--- START ---

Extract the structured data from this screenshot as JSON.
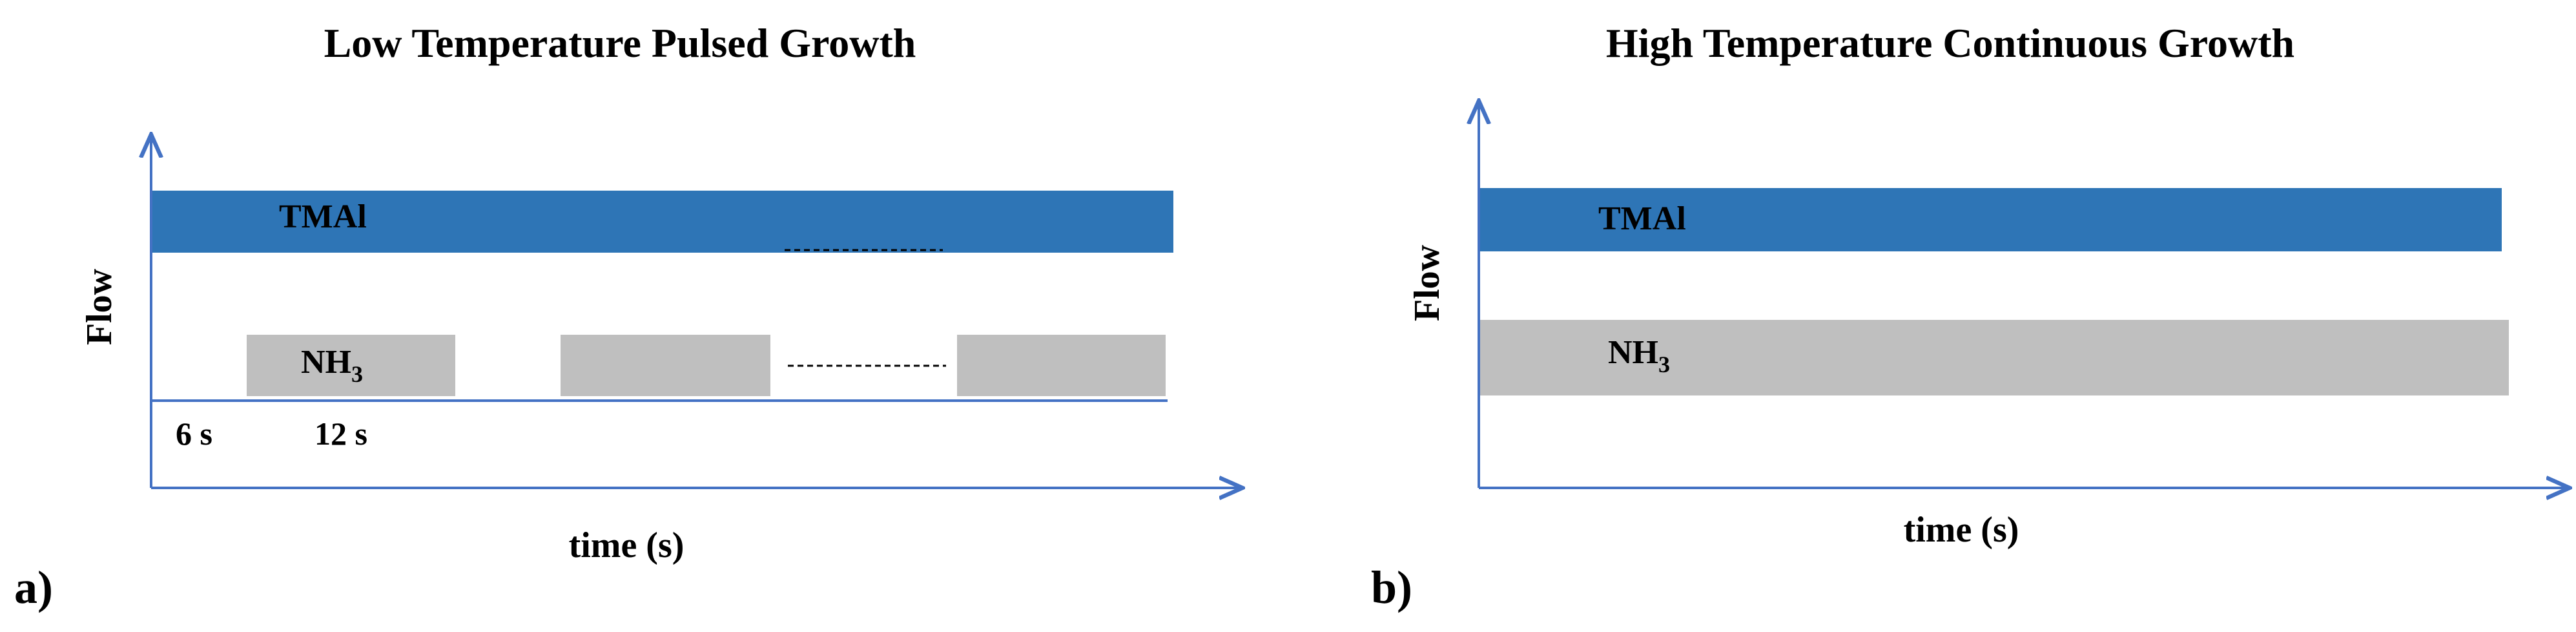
{
  "figure": {
    "panel_a": {
      "label": "a)",
      "title": "Low Temperature Pulsed Growth",
      "y_axis_label": "Flow",
      "x_axis_label": "time (s)",
      "tmal_label": "TMAl",
      "nh3_label_base": "NH",
      "nh3_label_sub": "3",
      "time_mark_1": "6 s",
      "time_mark_2": "12 s",
      "tmal_mode": "continuous",
      "nh3_mode": "pulsed",
      "continuation": "dashed ellipsis",
      "visible_nh3_pulses": 3
    },
    "panel_b": {
      "label": "b)",
      "title": "High Temperature Continuous Growth",
      "y_axis_label": "Flow",
      "x_axis_label": "time (s)",
      "tmal_label": "TMAl",
      "nh3_label_base": "NH",
      "nh3_label_sub": "3",
      "tmal_mode": "continuous",
      "nh3_mode": "continuous"
    },
    "colors": {
      "tmal": "#2e75b6",
      "nh3": "#bfbfbf",
      "axis": "#4472c4",
      "text": "#000000"
    }
  }
}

--- END ---

__DIRECTIONS FOR THIS TASK__
Pictures in the records above are not copied; print everything else exactly.

__SOLUTION FOR THIS PROBLEM__
Extract the structured data from this screenshot as JSON.
{
  "figure": {
    "panel_a": {
      "label": "a)",
      "title": "Low Temperature Pulsed Growth",
      "y_axis_label": "Flow",
      "x_axis_label": "time (s)",
      "tmal_label": "TMAl",
      "nh3_label_base": "NH",
      "nh3_label_sub": "3",
      "time_mark_1": "6 s",
      "time_mark_2": "12 s",
      "tmal_mode": "continuous",
      "nh3_mode": "pulsed",
      "continuation": "dashed ellipsis",
      "visible_nh3_pulses": 3
    },
    "panel_b": {
      "label": "b)",
      "title": "High Temperature Continuous Growth",
      "y_axis_label": "Flow",
      "x_axis_label": "time (s)",
      "tmal_label": "TMAl",
      "nh3_label_base": "NH",
      "nh3_label_sub": "3",
      "tmal_mode": "continuous",
      "nh3_mode": "continuous"
    },
    "colors": {
      "tmal": "#2e75b6",
      "nh3": "#bfbfbf",
      "axis": "#4472c4",
      "text": "#000000"
    }
  }
}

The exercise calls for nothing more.